Material provided Block Start

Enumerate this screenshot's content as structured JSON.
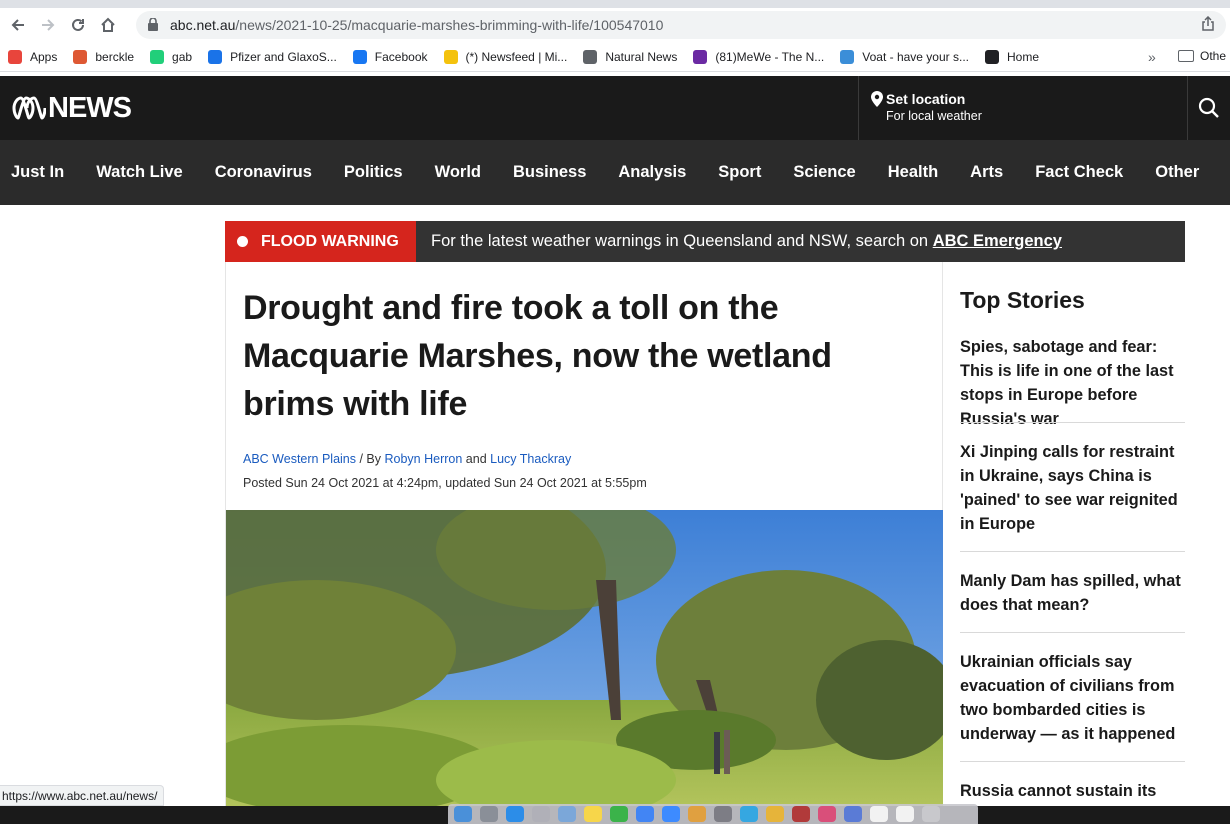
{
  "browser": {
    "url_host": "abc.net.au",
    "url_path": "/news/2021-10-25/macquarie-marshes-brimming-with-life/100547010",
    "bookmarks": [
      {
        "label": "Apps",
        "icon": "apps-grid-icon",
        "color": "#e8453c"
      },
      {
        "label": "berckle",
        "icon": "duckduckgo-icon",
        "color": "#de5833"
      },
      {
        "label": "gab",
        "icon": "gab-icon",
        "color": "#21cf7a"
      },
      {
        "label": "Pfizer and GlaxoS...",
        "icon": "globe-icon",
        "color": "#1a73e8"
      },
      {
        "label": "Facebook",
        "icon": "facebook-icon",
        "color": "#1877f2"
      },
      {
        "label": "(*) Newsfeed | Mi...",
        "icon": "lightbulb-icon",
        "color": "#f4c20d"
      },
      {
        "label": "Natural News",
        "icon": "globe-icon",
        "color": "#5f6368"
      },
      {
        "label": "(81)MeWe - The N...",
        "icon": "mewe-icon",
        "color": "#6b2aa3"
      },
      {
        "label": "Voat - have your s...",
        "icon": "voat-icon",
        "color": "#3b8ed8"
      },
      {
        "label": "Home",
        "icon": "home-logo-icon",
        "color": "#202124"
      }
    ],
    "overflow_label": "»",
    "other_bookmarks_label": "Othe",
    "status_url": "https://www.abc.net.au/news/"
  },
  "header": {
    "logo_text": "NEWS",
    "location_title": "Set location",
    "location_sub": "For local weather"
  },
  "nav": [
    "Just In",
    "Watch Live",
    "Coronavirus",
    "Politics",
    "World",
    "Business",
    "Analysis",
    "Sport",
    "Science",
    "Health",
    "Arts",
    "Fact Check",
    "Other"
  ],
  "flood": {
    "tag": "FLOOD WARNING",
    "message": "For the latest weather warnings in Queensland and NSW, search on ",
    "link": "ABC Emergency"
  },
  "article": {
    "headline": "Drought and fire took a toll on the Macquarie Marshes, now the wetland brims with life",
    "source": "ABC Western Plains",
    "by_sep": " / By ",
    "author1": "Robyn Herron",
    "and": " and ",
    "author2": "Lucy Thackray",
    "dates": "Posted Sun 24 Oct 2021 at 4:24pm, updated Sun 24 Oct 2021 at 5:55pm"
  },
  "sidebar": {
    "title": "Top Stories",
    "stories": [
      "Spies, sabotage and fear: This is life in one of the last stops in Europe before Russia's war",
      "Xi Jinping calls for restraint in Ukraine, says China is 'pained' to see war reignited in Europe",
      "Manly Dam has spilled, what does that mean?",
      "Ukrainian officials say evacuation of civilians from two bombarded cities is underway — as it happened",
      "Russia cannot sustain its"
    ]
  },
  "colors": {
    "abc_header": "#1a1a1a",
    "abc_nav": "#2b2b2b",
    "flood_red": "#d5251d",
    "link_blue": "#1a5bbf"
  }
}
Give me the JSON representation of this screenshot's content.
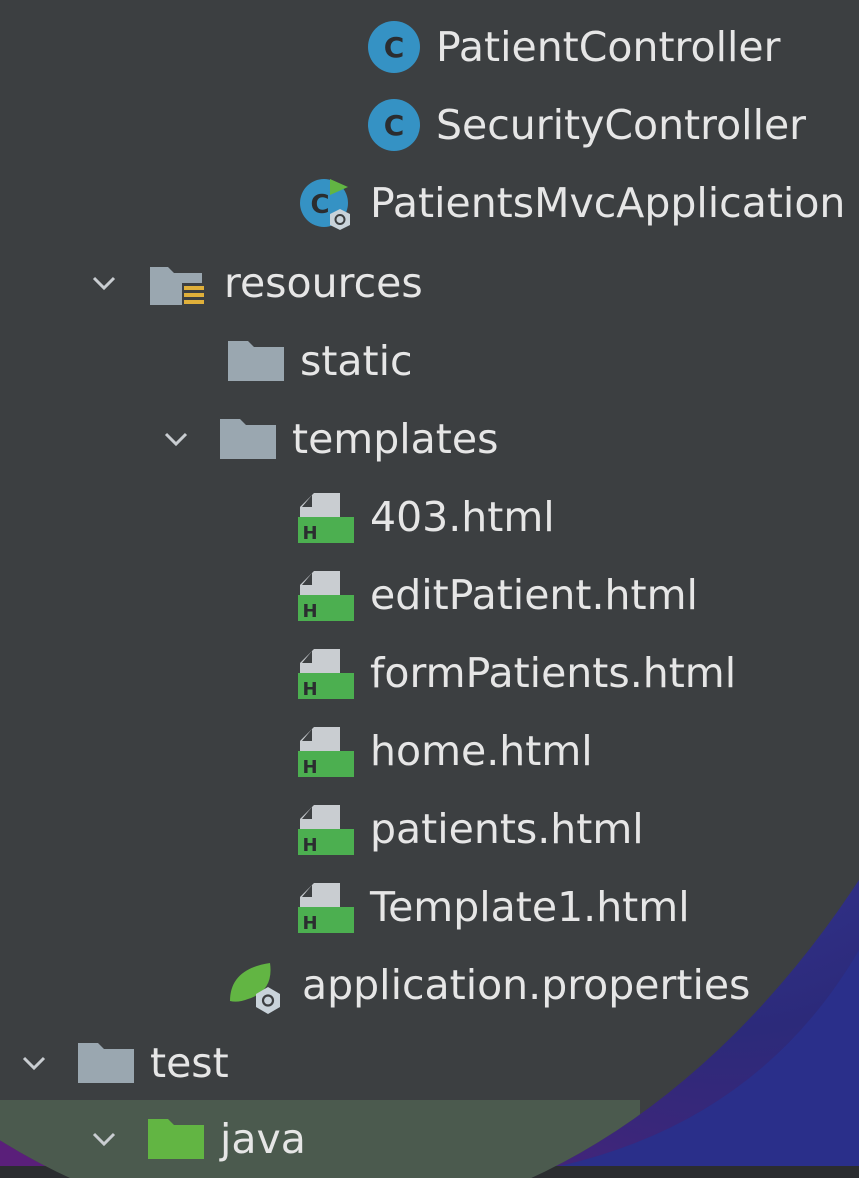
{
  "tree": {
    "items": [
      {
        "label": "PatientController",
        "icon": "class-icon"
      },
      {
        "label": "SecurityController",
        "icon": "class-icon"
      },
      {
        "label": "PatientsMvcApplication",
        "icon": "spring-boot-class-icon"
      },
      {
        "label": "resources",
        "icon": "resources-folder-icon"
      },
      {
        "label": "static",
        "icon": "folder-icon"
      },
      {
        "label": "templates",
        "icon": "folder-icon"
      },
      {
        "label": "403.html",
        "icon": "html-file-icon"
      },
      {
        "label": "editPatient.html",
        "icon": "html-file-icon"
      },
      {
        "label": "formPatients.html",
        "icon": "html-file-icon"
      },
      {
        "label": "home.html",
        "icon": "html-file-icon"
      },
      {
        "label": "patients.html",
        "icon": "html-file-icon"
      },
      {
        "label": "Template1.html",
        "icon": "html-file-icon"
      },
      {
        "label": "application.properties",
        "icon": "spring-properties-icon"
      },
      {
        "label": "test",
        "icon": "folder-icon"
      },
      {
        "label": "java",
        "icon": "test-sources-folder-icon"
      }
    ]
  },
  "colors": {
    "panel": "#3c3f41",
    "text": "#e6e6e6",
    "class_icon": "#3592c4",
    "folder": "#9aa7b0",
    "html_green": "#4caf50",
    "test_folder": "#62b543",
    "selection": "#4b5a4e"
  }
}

Material provided Block End

What to produce: Retype each entry exactly as it appears, excluding any image.

Response:
Enumerate this screenshot's content as structured JSON.
{
  "browser": {
    "url_host": "abc.net.au",
    "url_path": "/news/2021-10-25/macquarie-marshes-brimming-with-life/100547010",
    "bookmarks": [
      {
        "label": "Apps",
        "icon": "apps-grid-icon",
        "color": "#e8453c"
      },
      {
        "label": "berckle",
        "icon": "duckduckgo-icon",
        "color": "#de5833"
      },
      {
        "label": "gab",
        "icon": "gab-icon",
        "color": "#21cf7a"
      },
      {
        "label": "Pfizer and GlaxoS...",
        "icon": "globe-icon",
        "color": "#1a73e8"
      },
      {
        "label": "Facebook",
        "icon": "facebook-icon",
        "color": "#1877f2"
      },
      {
        "label": "(*) Newsfeed | Mi...",
        "icon": "lightbulb-icon",
        "color": "#f4c20d"
      },
      {
        "label": "Natural News",
        "icon": "globe-icon",
        "color": "#5f6368"
      },
      {
        "label": "(81)MeWe - The N...",
        "icon": "mewe-icon",
        "color": "#6b2aa3"
      },
      {
        "label": "Voat - have your s...",
        "icon": "voat-icon",
        "color": "#3b8ed8"
      },
      {
        "label": "Home",
        "icon": "home-logo-icon",
        "color": "#202124"
      }
    ],
    "overflow_label": "»",
    "other_bookmarks_label": "Othe",
    "status_url": "https://www.abc.net.au/news/"
  },
  "header": {
    "logo_text": "NEWS",
    "location_title": "Set location",
    "location_sub": "For local weather"
  },
  "nav": [
    "Just In",
    "Watch Live",
    "Coronavirus",
    "Politics",
    "World",
    "Business",
    "Analysis",
    "Sport",
    "Science",
    "Health",
    "Arts",
    "Fact Check",
    "Other"
  ],
  "flood": {
    "tag": "FLOOD WARNING",
    "message": "For the latest weather warnings in Queensland and NSW, search on ",
    "link": "ABC Emergency"
  },
  "article": {
    "headline": "Drought and fire took a toll on the Macquarie Marshes, now the wetland brims with life",
    "source": "ABC Western Plains",
    "by_sep": " / By ",
    "author1": "Robyn Herron",
    "and": " and ",
    "author2": "Lucy Thackray",
    "dates": "Posted Sun 24 Oct 2021 at 4:24pm, updated Sun 24 Oct 2021 at 5:55pm"
  },
  "sidebar": {
    "title": "Top Stories",
    "stories": [
      "Spies, sabotage and fear: This is life in one of the last stops in Europe before Russia's war",
      "Xi Jinping calls for restraint in Ukraine, says China is 'pained' to see war reignited in Europe",
      "Manly Dam has spilled, what does that mean?",
      "Ukrainian officials say evacuation of civilians from two bombarded cities is underway — as it happened",
      "Russia cannot sustain its"
    ]
  },
  "colors": {
    "abc_header": "#1a1a1a",
    "abc_nav": "#2b2b2b",
    "flood_red": "#d5251d",
    "link_blue": "#1a5bbf"
  }
}
Give me the JSON representation of this screenshot's content.
{
  "tree": {
    "items": [
      {
        "label": "PatientController",
        "icon": "class-icon"
      },
      {
        "label": "SecurityController",
        "icon": "class-icon"
      },
      {
        "label": "PatientsMvcApplication",
        "icon": "spring-boot-class-icon"
      },
      {
        "label": "resources",
        "icon": "resources-folder-icon"
      },
      {
        "label": "static",
        "icon": "folder-icon"
      },
      {
        "label": "templates",
        "icon": "folder-icon"
      },
      {
        "label": "403.html",
        "icon": "html-file-icon"
      },
      {
        "label": "editPatient.html",
        "icon": "html-file-icon"
      },
      {
        "label": "formPatients.html",
        "icon": "html-file-icon"
      },
      {
        "label": "home.html",
        "icon": "html-file-icon"
      },
      {
        "label": "patients.html",
        "icon": "html-file-icon"
      },
      {
        "label": "Template1.html",
        "icon": "html-file-icon"
      },
      {
        "label": "application.properties",
        "icon": "spring-properties-icon"
      },
      {
        "label": "test",
        "icon": "folder-icon"
      },
      {
        "label": "java",
        "icon": "test-sources-folder-icon"
      }
    ]
  },
  "colors": {
    "panel": "#3c3f41",
    "text": "#e6e6e6",
    "class_icon": "#3592c4",
    "folder": "#9aa7b0",
    "html_green": "#4caf50",
    "test_folder": "#62b543",
    "selection": "#4b5a4e"
  }
}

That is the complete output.